Set task 1:
In the article on sharing Tableau dashboards, what does the pre-sharing checklist compare performing a final clean-up to?
Set task 2:
Continue the article on sharing Tableau dashboards, picking up right after its last sentence.

Document section:
How to Send Tableau Dashboard to Others
You’ve meticulously crafted the perfect Tableau dashboard. The data is clean, the charts are insightful, and the story it tells is crystal clear. Now comes the final, crucial step: getting it into the hands of your colleagues, clients, or stakeholders. This article breaks down the most common and effective ways to share your Tableau dashboards, helping you choose the best method for your specific audience and goals.
First Things First: A Pre-Sharing Checklist
Before you hit publish or export, a quick quality check can make all the difference. Taking a few moments to tidy up your work ensures the end-user has a smooth and valuable experience.
- Perform a final clean-up: Hide any unused fields, remove redundant worksheets, and give your dashboard a polished, professional look. Think of it as tidying a room before guests arrive.
- Add context and instructions: Your dashboard might be intuitive to you, but will it be for someone seeing it for the first time? Add text boxes with concise explanations, describe what specific filters do, and provide a clear title that explains the dashboard's purpose.

Provided data:
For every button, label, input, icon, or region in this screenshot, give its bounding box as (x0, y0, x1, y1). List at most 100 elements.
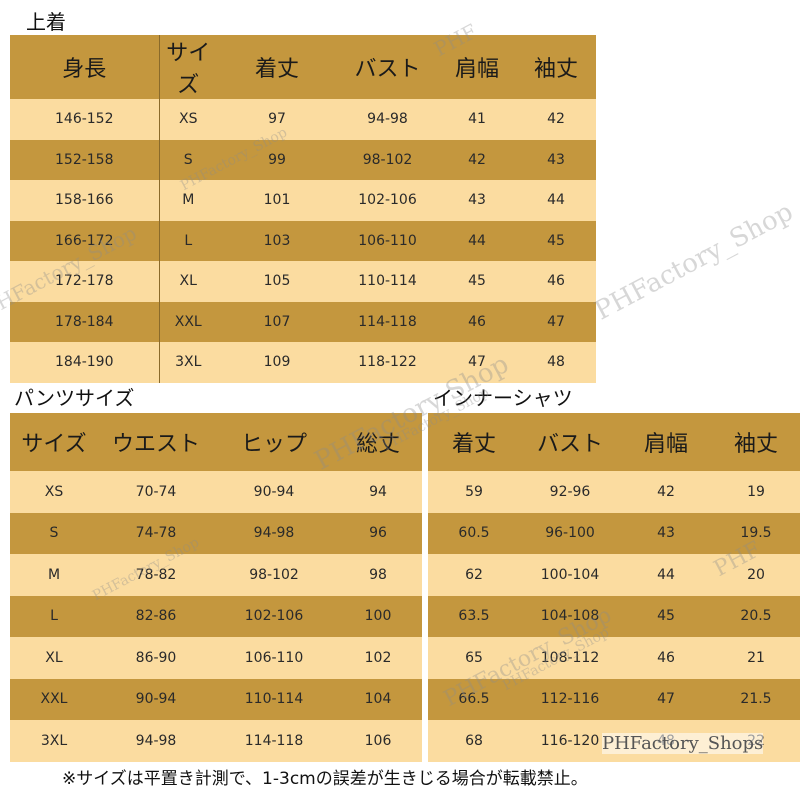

Expected answer 1:
Tidying a room before guests arrive.

Expected answer 2:
- Check your data source permissions: If you are publishing to a server and using a live connection to a database, ensure your intended audience has the necessary permissions to view the underlying data. This is a common hiccup that can be easily avoided.
- Consider your audience: Are you sending this to a data analyst who loves to dig into the details or a busy executive who needs the headline takeaways in 30 seconds? Your audience's technical skills and needs should guide your choice of sharing method.
Key Ways to Share Your Tableau Dashboard
Tableau offers several ways to distribute your work, each with its own set of advantages. The methods generally fall into two categories: sending a static, offline copy or publishing an interactive, live version online.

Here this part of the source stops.